- [DIRECTION] Tally the lines in these records that hold the string "copyright", and reply with the number alone.

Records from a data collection
....

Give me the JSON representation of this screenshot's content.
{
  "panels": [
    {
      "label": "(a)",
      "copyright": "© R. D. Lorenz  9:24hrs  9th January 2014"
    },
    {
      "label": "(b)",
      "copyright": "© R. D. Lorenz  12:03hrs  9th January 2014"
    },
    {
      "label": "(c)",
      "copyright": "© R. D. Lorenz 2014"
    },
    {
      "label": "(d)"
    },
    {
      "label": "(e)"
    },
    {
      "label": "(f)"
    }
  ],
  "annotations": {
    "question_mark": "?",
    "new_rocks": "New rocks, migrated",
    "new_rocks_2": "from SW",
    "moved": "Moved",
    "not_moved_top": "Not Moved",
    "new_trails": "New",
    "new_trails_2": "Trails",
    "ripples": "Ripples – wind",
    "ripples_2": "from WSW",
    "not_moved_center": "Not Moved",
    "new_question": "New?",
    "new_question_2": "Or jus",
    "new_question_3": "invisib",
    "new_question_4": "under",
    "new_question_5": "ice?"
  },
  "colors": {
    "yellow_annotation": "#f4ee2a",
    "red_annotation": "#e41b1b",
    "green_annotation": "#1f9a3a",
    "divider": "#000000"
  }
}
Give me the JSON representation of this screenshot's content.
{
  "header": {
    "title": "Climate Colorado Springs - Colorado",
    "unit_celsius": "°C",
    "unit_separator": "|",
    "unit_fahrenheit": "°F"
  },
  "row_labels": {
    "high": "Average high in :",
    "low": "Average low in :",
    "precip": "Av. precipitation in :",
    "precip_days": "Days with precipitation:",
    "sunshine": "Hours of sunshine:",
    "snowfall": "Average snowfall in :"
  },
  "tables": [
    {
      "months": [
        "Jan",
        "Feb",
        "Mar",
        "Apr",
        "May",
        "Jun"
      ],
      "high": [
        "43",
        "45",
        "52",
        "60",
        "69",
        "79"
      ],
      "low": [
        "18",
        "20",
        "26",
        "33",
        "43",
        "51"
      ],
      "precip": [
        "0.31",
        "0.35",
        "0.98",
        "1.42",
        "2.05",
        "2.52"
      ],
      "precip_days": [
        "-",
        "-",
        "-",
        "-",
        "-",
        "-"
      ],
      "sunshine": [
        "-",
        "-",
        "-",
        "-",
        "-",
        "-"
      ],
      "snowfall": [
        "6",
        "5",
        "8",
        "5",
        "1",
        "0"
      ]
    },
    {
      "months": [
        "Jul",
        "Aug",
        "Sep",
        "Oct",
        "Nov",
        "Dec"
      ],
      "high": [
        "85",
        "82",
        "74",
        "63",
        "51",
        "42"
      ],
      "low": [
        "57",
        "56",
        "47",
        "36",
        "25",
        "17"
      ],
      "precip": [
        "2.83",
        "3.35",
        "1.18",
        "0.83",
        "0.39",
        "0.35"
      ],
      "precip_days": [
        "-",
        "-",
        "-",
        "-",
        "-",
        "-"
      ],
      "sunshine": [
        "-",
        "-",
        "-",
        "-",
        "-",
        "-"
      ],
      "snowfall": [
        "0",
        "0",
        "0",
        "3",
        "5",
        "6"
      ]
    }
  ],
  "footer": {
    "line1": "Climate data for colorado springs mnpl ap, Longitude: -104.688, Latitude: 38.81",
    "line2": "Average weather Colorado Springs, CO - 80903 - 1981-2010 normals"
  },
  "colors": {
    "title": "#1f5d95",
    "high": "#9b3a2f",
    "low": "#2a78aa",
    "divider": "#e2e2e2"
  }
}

....

- [EXERCISE SOLUTION] 3